* [Exercise objective]
From the entries below, please gather each line containing the string "GASOLINA".

* [Material supplied]
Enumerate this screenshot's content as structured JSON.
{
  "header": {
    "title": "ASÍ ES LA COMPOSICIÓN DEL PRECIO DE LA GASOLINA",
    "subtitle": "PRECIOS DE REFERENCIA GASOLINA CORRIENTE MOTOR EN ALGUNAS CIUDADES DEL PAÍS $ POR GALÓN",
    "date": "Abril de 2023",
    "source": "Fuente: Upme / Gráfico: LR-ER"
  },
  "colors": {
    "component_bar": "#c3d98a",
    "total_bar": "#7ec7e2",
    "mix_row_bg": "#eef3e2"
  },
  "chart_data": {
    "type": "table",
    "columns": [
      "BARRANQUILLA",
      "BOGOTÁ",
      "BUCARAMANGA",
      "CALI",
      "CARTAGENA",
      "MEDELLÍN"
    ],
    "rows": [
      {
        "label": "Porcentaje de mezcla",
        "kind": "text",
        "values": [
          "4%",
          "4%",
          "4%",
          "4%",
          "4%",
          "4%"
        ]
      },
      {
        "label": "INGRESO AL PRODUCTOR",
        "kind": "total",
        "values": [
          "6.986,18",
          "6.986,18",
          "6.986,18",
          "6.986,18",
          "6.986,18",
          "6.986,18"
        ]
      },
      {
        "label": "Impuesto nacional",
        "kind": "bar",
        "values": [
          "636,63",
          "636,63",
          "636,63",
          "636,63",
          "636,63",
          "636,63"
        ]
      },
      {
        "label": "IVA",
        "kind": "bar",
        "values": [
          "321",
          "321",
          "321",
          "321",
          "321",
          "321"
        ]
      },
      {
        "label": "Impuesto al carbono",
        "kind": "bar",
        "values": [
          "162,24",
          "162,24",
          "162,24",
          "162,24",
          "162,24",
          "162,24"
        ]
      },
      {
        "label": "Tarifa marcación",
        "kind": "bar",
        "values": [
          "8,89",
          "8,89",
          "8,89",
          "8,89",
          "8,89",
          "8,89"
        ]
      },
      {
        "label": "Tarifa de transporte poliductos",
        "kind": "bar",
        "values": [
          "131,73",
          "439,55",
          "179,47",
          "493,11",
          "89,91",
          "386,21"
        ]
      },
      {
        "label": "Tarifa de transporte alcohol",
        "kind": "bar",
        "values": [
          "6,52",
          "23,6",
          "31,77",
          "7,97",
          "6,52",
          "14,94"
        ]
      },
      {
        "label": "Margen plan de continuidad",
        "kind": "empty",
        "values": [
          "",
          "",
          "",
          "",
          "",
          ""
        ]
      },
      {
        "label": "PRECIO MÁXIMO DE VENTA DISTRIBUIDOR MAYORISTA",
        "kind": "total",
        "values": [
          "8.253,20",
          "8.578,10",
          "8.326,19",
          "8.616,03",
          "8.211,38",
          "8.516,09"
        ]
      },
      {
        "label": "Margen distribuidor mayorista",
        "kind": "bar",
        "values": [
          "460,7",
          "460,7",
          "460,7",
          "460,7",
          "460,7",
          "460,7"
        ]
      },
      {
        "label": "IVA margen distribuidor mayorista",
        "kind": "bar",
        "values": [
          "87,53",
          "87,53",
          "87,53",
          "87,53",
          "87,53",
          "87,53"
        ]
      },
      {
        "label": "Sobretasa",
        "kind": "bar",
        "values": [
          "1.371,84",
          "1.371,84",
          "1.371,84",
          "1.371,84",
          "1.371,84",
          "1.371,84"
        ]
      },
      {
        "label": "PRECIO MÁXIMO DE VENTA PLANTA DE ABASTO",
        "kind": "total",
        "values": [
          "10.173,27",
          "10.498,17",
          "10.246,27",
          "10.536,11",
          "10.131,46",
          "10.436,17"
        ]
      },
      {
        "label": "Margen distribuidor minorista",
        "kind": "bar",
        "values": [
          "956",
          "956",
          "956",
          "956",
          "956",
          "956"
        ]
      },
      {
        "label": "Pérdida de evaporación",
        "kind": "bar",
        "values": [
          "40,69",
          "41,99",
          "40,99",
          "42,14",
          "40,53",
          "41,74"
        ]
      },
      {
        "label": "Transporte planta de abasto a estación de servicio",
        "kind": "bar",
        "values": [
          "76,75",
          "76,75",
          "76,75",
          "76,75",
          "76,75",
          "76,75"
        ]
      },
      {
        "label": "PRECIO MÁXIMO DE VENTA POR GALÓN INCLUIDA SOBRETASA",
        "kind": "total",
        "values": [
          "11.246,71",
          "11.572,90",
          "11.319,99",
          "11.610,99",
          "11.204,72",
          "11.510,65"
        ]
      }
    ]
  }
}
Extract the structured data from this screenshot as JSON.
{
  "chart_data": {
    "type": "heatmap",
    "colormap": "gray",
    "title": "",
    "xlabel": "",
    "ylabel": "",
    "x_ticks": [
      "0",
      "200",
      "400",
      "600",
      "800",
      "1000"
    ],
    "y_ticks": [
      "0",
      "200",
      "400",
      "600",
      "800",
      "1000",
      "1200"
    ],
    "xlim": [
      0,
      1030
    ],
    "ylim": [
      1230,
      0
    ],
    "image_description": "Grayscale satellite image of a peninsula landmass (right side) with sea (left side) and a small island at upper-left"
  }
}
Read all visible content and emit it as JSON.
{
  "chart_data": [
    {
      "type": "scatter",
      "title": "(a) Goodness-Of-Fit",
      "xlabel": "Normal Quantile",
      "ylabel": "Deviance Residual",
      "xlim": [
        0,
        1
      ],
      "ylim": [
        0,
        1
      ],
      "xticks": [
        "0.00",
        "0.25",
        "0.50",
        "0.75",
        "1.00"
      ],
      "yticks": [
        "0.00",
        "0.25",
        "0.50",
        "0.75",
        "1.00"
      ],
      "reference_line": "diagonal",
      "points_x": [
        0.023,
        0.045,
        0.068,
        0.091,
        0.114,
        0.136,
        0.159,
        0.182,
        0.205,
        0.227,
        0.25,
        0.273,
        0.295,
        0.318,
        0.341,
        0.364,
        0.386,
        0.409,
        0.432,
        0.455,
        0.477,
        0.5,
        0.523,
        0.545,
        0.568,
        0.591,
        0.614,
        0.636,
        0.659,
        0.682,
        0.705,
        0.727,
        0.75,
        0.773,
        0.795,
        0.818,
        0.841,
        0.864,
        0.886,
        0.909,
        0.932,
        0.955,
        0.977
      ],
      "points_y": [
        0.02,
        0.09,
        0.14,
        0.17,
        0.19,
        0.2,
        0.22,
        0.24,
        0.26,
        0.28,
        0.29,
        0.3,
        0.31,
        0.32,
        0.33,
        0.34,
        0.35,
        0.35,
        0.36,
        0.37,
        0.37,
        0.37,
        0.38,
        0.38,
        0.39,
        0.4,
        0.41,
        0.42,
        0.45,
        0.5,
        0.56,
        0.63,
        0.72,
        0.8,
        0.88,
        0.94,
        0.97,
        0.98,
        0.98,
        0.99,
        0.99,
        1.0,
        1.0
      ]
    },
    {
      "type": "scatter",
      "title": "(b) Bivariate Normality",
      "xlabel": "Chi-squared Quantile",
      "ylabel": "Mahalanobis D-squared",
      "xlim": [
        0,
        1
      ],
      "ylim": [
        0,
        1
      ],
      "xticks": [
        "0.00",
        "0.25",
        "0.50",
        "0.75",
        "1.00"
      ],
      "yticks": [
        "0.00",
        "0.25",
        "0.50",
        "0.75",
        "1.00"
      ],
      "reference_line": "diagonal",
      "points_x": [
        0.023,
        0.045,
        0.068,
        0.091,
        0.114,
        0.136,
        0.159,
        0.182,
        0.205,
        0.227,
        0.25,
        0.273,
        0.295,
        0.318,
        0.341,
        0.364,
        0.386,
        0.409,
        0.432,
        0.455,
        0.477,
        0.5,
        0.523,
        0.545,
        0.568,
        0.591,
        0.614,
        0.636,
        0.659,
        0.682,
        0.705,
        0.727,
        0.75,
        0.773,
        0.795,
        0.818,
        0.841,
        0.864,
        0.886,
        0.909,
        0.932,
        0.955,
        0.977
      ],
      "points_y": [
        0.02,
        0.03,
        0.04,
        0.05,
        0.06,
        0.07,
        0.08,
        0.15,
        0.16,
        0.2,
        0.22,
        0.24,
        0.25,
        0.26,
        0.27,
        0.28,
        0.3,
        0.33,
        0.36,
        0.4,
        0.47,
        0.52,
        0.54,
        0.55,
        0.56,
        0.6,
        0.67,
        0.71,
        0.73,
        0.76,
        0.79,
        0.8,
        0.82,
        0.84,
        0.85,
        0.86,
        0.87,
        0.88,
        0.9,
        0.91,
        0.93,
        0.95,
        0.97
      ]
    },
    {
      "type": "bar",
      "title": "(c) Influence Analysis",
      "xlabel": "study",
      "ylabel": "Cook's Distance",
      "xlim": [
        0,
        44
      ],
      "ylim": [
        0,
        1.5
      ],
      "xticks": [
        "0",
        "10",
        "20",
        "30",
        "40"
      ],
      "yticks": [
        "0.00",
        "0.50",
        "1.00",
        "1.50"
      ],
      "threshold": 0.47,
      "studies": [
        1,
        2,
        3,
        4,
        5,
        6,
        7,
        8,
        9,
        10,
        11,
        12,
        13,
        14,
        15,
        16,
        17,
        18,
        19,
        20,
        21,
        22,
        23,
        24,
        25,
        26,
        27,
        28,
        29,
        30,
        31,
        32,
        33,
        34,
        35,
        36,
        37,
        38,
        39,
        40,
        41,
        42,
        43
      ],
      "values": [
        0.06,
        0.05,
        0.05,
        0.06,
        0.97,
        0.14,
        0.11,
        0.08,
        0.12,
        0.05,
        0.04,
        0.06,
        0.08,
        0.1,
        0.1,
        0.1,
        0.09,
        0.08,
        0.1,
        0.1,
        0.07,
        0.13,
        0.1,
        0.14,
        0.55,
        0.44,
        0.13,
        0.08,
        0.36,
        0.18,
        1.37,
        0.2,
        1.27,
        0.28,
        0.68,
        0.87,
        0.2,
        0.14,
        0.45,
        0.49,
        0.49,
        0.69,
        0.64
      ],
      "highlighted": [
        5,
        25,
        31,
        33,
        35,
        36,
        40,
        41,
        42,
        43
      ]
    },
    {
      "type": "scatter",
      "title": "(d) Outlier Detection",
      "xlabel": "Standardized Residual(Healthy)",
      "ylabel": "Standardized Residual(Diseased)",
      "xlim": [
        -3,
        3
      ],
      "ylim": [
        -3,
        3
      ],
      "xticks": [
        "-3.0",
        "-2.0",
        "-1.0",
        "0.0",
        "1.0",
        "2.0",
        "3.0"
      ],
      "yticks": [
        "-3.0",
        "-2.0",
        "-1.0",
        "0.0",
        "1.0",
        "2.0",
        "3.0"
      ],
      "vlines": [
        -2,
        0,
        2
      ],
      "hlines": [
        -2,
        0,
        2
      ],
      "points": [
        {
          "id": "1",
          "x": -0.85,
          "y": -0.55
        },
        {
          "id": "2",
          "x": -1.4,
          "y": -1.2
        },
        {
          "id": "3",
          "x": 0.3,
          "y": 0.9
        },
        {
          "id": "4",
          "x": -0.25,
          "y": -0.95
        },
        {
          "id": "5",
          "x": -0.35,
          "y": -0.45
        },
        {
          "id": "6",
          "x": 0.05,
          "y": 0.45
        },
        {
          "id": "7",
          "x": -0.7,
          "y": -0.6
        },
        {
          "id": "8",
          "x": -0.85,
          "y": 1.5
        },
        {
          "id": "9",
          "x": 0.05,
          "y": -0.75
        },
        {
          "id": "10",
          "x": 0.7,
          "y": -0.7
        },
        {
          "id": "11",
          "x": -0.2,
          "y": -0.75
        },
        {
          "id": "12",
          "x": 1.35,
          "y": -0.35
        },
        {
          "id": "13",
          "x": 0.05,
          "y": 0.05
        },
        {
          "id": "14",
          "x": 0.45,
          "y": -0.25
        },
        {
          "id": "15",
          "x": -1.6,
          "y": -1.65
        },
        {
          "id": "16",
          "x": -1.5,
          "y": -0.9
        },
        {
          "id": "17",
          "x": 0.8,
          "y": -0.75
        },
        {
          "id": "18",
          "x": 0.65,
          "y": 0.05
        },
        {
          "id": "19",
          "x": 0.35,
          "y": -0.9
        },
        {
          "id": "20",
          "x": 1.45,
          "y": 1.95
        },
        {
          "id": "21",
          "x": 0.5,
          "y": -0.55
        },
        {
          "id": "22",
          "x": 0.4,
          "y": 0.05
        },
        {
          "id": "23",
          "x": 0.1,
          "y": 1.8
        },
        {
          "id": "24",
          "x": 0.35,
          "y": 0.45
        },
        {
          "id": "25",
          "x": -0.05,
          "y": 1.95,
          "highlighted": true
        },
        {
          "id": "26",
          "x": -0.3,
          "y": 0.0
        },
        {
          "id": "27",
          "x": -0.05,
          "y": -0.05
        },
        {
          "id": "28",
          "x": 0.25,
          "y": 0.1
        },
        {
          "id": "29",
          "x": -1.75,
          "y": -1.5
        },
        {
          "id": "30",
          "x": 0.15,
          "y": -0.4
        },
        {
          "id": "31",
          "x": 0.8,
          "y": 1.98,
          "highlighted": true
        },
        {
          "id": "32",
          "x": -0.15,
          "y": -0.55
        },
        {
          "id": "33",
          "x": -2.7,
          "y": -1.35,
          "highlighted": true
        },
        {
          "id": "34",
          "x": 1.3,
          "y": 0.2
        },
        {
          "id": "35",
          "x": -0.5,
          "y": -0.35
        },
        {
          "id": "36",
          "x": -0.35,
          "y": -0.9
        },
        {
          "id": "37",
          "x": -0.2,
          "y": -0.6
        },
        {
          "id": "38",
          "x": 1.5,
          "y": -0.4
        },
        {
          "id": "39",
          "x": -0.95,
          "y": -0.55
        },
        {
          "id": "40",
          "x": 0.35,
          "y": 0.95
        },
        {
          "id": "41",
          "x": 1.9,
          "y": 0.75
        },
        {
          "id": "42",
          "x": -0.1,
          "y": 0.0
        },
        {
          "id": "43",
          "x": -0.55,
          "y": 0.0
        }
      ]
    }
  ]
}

* [Solution for this problem]
    "title": "ASÍ ES LA COMPOSICIÓN DEL PRECIO DE LA GASOLINA",
    "subtitle": "PRECIOS DE REFERENCIA GASOLINA CORRIENTE MOTOR EN ALGUNAS CIUDADES DEL PAÍS $ POR GALÓN",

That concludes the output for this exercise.